→ **Goal**
Gather the lines from the material that contain "screenshot".

>> BEGIN Task material

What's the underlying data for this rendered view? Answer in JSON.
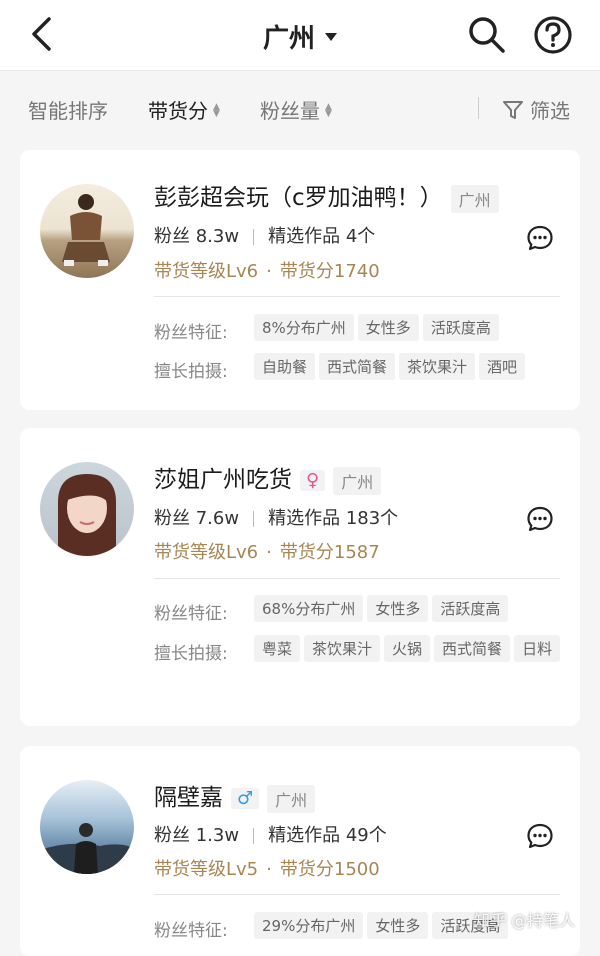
{
  "header": {
    "title": "广州"
  },
  "sortbar": {
    "items": [
      "智能排序",
      "带货分",
      "粉丝量"
    ],
    "filter": "筛选"
  },
  "cards": [
    {
      "name": "彭彭超会玩（c罗加油鸭！）",
      "location": "广州",
      "gender": "",
      "fans_label": "粉丝",
      "fans": "8.3w",
      "works_label": "精选作品",
      "works": "4个",
      "level": "带货等级Lv6",
      "score": "带货分1740",
      "feature_label": "粉丝特征:",
      "features": [
        "8%分布广州",
        "女性多",
        "活跃度高"
      ],
      "skill_label": "擅长拍摄:",
      "skills": [
        "自助餐",
        "西式简餐",
        "茶饮果汁",
        "酒吧"
      ]
    },
    {
      "name": "莎姐广州吃货",
      "location": "广州",
      "gender": "♀",
      "fans_label": "粉丝",
      "fans": "7.6w",
      "works_label": "精选作品",
      "works": "183个",
      "level": "带货等级Lv6",
      "score": "带货分1587",
      "feature_label": "粉丝特征:",
      "features": [
        "68%分布广州",
        "女性多",
        "活跃度高"
      ],
      "skill_label": "擅长拍摄:",
      "skills": [
        "粤菜",
        "茶饮果汁",
        "火锅",
        "西式简餐",
        "日料"
      ]
    },
    {
      "name": "隔壁嘉",
      "location": "广州",
      "gender": "♂",
      "fans_label": "粉丝",
      "fans": "1.3w",
      "works_label": "精选作品",
      "works": "49个",
      "level": "带货等级Lv5",
      "score": "带货分1500",
      "feature_label": "粉丝特征:",
      "features": [
        "29%分布广州",
        "女性多",
        "活跃度高"
      ]
    }
  ],
  "watermark": "知乎 @持笔人",
  "colors": {
    "gold": "#a88654",
    "female": "#e8558c",
    "male": "#2f9be8"
  }
}
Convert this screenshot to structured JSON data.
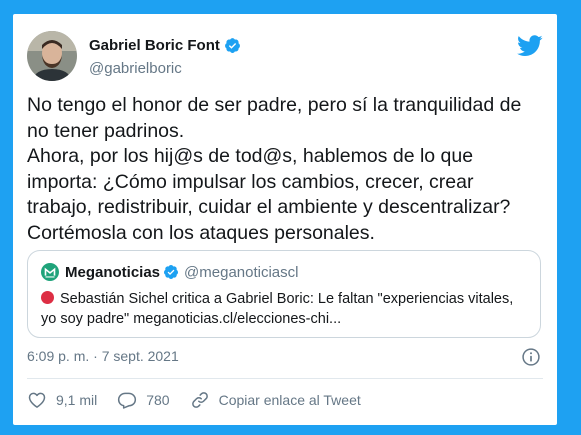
{
  "author": {
    "name": "Gabriel Boric Font",
    "handle": "@gabrielboric"
  },
  "tweet": {
    "lines": [
      "No tengo el honor de ser padre, pero sí la tranquilidad de",
      "no tener padrinos.",
      "Ahora, por los hij@s de tod@s, hablemos de lo que",
      "importa: ¿Cómo impulsar los cambios, crecer, crear",
      "trabajo, redistribuir, cuidar el ambiente y descentralizar?",
      "Cortémosla con los ataques personales."
    ]
  },
  "quote": {
    "name": "Meganoticias",
    "handle": "@meganoticiascl",
    "line1": "Sebastián Sichel critica a Gabriel Boric: Le faltan \"experiencias vitales,",
    "line2": "yo soy padre\" meganoticias.cl/elecciones-chi..."
  },
  "timestamp": "6:09 p. m. · 7 sept. 2021",
  "actions": {
    "likes": "9,1 mil",
    "replies": "780",
    "copy_link": "Copiar enlace al Tweet"
  },
  "colors": {
    "background": "#1ea1f2",
    "accent": "#1da1f2",
    "alert_dot": "#dd2e44"
  },
  "icons": [
    "verified-icon",
    "twitter-bird-icon",
    "info-icon",
    "heart-icon",
    "reply-icon",
    "link-icon",
    "meganoticias-logo-icon"
  ]
}
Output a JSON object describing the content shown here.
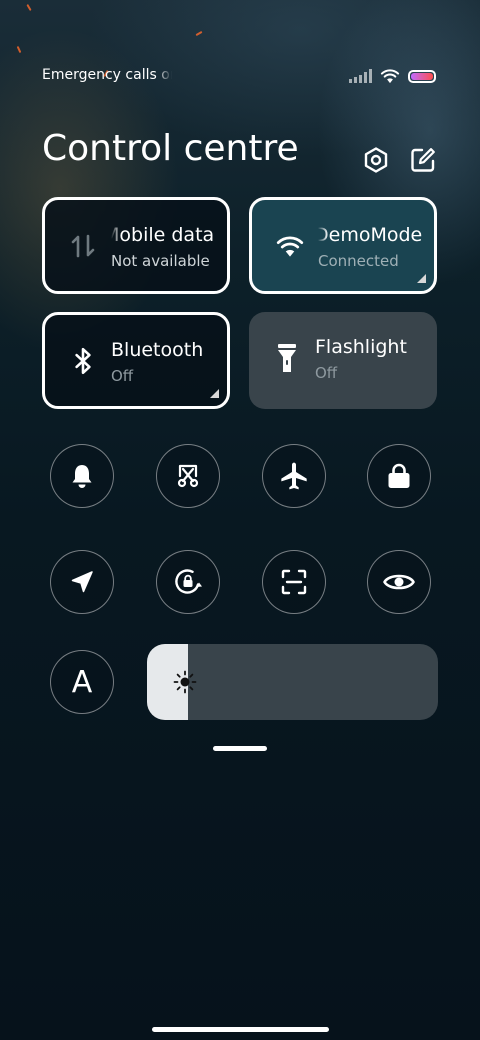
{
  "status_bar": {
    "left_text": "Emergency calls only",
    "icons": [
      "signal-icon",
      "wifi-icon",
      "battery-icon"
    ]
  },
  "header": {
    "title": "Control centre",
    "buttons": [
      "settings-icon",
      "edit-icon"
    ]
  },
  "tiles": {
    "mobile_data": {
      "name": "Mobile data",
      "status": "Not available",
      "icon": "data-transfer-icon"
    },
    "wifi": {
      "name": "DemoMode",
      "status": "Connected",
      "icon": "wifi-icon"
    },
    "bluetooth": {
      "name": "Bluetooth",
      "status": "Off",
      "icon": "bluetooth-icon"
    },
    "flashlight": {
      "name": "Flashlight",
      "status": "Off",
      "icon": "flashlight-icon"
    }
  },
  "toggles_row1": [
    "bell-icon",
    "screenshot-scissors-icon",
    "airplane-icon",
    "lock-icon"
  ],
  "toggles_row2": [
    "location-arrow-icon",
    "rotation-lock-icon",
    "scan-icon",
    "eye-icon"
  ],
  "auto_brightness": {
    "label": "A"
  },
  "brightness": {
    "level": 0.14
  },
  "colors": {
    "background": "#071520",
    "tile_active": "#1a4451",
    "tile_filled": "#39444b",
    "muted_text": "#8f9aa0",
    "active_subtext": "#9fb0b6"
  }
}
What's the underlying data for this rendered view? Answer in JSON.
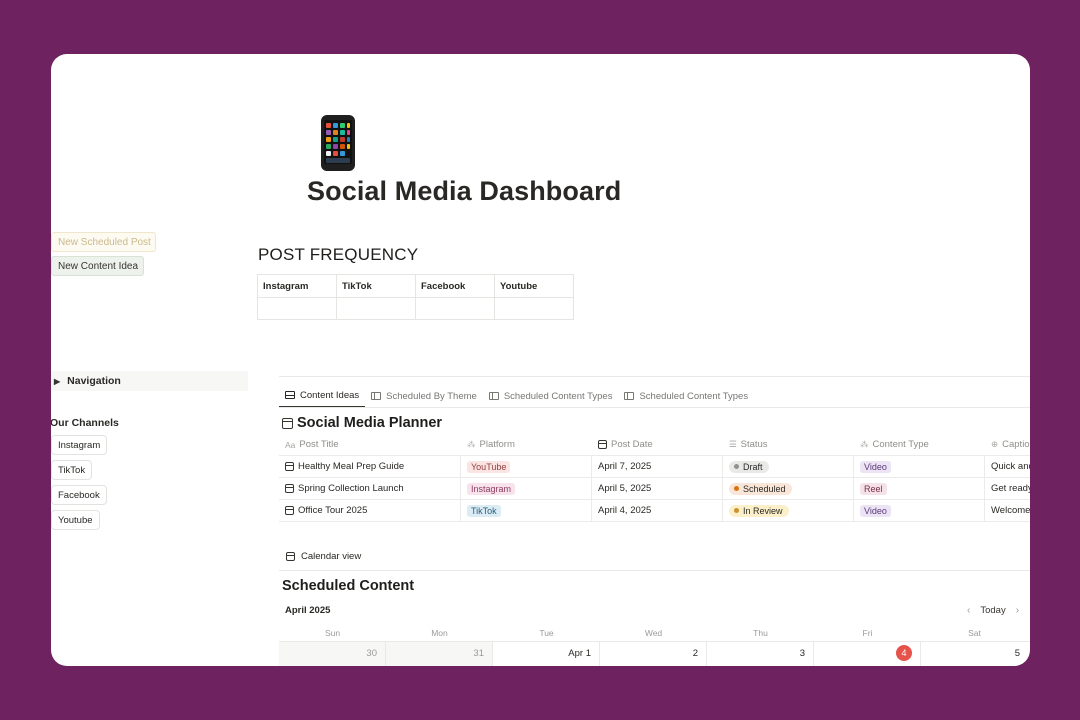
{
  "page": {
    "title": "Social Media Dashboard",
    "emoji": "📱"
  },
  "buttons": {
    "new_scheduled_post": "New Scheduled Post",
    "new_content_idea": "New Content Idea"
  },
  "post_frequency": {
    "heading": "POST FREQUENCY",
    "columns": [
      "Instagram",
      "TikTok",
      "Facebook",
      "Youtube"
    ]
  },
  "sidebar": {
    "navigation": "Navigation",
    "channels_title": "Our Channels",
    "channels": [
      "Instagram",
      "TikTok",
      "Facebook",
      "Youtube"
    ]
  },
  "tabs": [
    "Content Ideas",
    "Scheduled By Theme",
    "Scheduled Content Types",
    "Scheduled Content Types"
  ],
  "planner": {
    "title": "Social Media Planner",
    "columns": [
      "Post Title",
      "Platform",
      "Post Date",
      "Status",
      "Content Type",
      "Caption"
    ],
    "rows": [
      {
        "title": "Healthy Meal Prep Guide",
        "platform": "YouTube",
        "date": "April 7, 2025",
        "status": "Draft",
        "type": "Video",
        "caption": "Quick and"
      },
      {
        "title": "Spring Collection Launch",
        "platform": "Instagram",
        "date": "April 5, 2025",
        "status": "Scheduled",
        "type": "Reel",
        "caption": "Get ready"
      },
      {
        "title": "Office Tour 2025",
        "platform": "TikTok",
        "date": "April 4, 2025",
        "status": "In Review",
        "type": "Video",
        "caption": "Welcome"
      }
    ]
  },
  "calendar": {
    "view_label": "Calendar view",
    "title": "Scheduled Content",
    "month": "April 2025",
    "today_label": "Today",
    "weekdays": [
      "Sun",
      "Mon",
      "Tue",
      "Wed",
      "Thu",
      "Fri",
      "Sat"
    ],
    "days": [
      "30",
      "31",
      "Apr 1",
      "2",
      "3",
      "4",
      "5"
    ],
    "today": "4"
  },
  "colors": {
    "background": "#6e2260",
    "tag_youtube": "#fbe4e4",
    "tag_instagram": "#f8e2ec",
    "tag_tiktok": "#dcecf5",
    "status_draft": "#e9e9e7",
    "status_scheduled": "#fae6d8",
    "status_review": "#fbf0c9",
    "tag_video": "#ece3f4",
    "tag_reel": "#f5e1e8",
    "today": "#e5534b"
  }
}
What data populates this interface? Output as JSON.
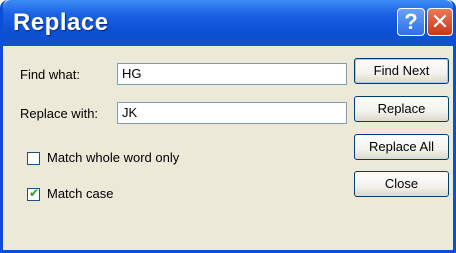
{
  "window": {
    "title": "Replace"
  },
  "titlebar": {
    "help_glyph": "?",
    "close_glyph": "✕"
  },
  "form": {
    "find_label": "Find what:",
    "find_value": "HG",
    "replace_label": "Replace with:",
    "replace_value": "JK"
  },
  "options": {
    "match_whole_word": {
      "label": "Match whole word only",
      "checked": false
    },
    "match_case": {
      "label": "Match case",
      "checked": true,
      "mark": "✔"
    }
  },
  "buttons": {
    "find_next": "Find Next",
    "replace": "Replace",
    "replace_all": "Replace All",
    "close": "Close"
  },
  "colors": {
    "title_bar": "#0b4fd4",
    "close_button": "#c73a14",
    "face": "#ece9d8"
  }
}
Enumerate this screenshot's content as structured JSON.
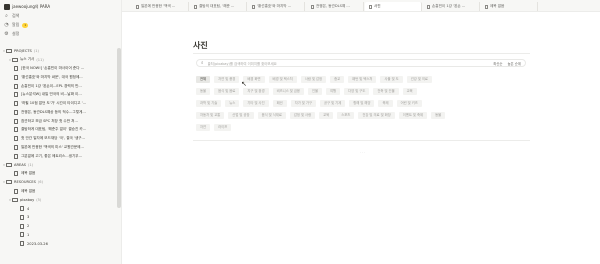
{
  "workspace": {
    "name": "jaewoojung의 PARA"
  },
  "nav": [
    {
      "icon": "search-icon",
      "glyph": "⌕",
      "label": "검색"
    },
    {
      "icon": "bell-icon",
      "glyph": "◔",
      "label": "알림",
      "badge": "1"
    },
    {
      "icon": "gear-icon",
      "glyph": "⚙",
      "label": "설정"
    }
  ],
  "tree": [
    {
      "type": "section",
      "label": "PROJECTS",
      "count": "(1)",
      "chev": "▾"
    },
    {
      "type": "folder",
      "label": "뉴스 기사",
      "count": "(11)",
      "chev": "▾"
    },
    {
      "type": "doc",
      "label": "[한국 NOW!] '손흥민이 마사이어 준다 ..."
    },
    {
      "type": "doc",
      "label": "'황선홍호'와 마지막 싸운', 대국 원정에..."
    },
    {
      "type": "doc",
      "label": "손흥민이 1강 '왼손이...EPL 경력의 만..."
    },
    {
      "type": "doc",
      "label": "[뉴스분석W] 내일 민국의 비...날짜 이..."
    },
    {
      "type": "doc",
      "label": "'하필 10점 없던 도'가' 시간이 타이디고 '..."
    },
    {
      "type": "doc",
      "label": "전쟁은, 동관DLS예상 등의 적수...그렇게..."
    },
    {
      "type": "doc",
      "label": "참관하고 보금 SPC 처장 첫 수반 처..."
    },
    {
      "type": "doc",
      "label": "결탐하게 대표팀, '해준주 없이' 결승진 카..."
    },
    {
      "type": "doc",
      "label": "첫 안간 일자에 모드재당 '국', 결국 '생구..."
    },
    {
      "type": "doc",
      "label": "일본에 반응한 '백색의 미스' 교원관문에..."
    },
    {
      "type": "doc",
      "label": "그분없에 고기, 좋은 메트리스...생기우..."
    },
    {
      "type": "section",
      "label": "AREAS",
      "count": "(1)",
      "chev": "▾"
    },
    {
      "type": "doc",
      "label": "제목 없음"
    },
    {
      "type": "section",
      "label": "RESOURCES",
      "count": "(6)",
      "chev": "▾"
    },
    {
      "type": "doc",
      "label": "제목 없음"
    },
    {
      "type": "folder",
      "label": "pixabay",
      "count": "(5)",
      "chev": "▾"
    },
    {
      "type": "doc",
      "label": "4"
    },
    {
      "type": "doc",
      "label": "3"
    },
    {
      "type": "doc",
      "label": "2"
    },
    {
      "type": "doc",
      "label": "1"
    },
    {
      "type": "doc",
      "label": "2023-03-26"
    }
  ],
  "tabs": [
    {
      "label": "일본에 반응한 '백색 ..."
    },
    {
      "label": "결탐의 대표팀, '해준 ..."
    },
    {
      "label": "'황선홍호'와 마지막 ..."
    },
    {
      "label": "전쟁은, 동관DLS예 ..."
    },
    {
      "label": "사진",
      "active": true
    },
    {
      "label": "손흥민이 1강 '왼손 ..."
    },
    {
      "label": "제목 없음"
    }
  ],
  "main": {
    "title": "사진",
    "search_placeholder": "출처(pixabay)를 검색하여 이미지를 찾아보세요",
    "search_opt1": "최신순",
    "search_opt2": "높은 순위",
    "loader": "· · ·"
  },
  "tag_rows": [
    [
      "전체",
      "자연 및 풍경",
      "배경 화면",
      "배경 및 텍스처",
      "사람 및 감정",
      "종교",
      "패턴 및 텍스처",
      "사물 및 도",
      "건강 및 의료"
    ],
    [
      "동물",
      "음식 및 음료",
      "지구 및 환경",
      "비즈니스 및 금융",
      "인물",
      "여행",
      "다양 및 구도",
      "건축 및 건물",
      "교육"
    ],
    [
      "과학 및 기술",
      "뉴스",
      "기타 및 사진",
      "패션",
      "자가 및 가구",
      "공구 및 기계",
      "항해 및 해양",
      "축제",
      "어린 및 키즈"
    ],
    [
      "자동차 및 교통",
      "산업 및 공장",
      "음식 및 식재료",
      "감정 및 사랑",
      "교육",
      "스포츠",
      "건강 및 의료 및 화장",
      "이벤트 및 축제",
      "동물"
    ],
    [
      "자연",
      "라이프"
    ]
  ],
  "colors": {
    "accent": "#ffd43b",
    "sidebar_bg": "#f7f7f5",
    "text": "#37352f"
  }
}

>> END Task material

→ **Finished exercise**
Convert this screenshot to structured JSON data.
    "screenshot-scissors-icon",
Enumerate this screenshot's content as structured JSON.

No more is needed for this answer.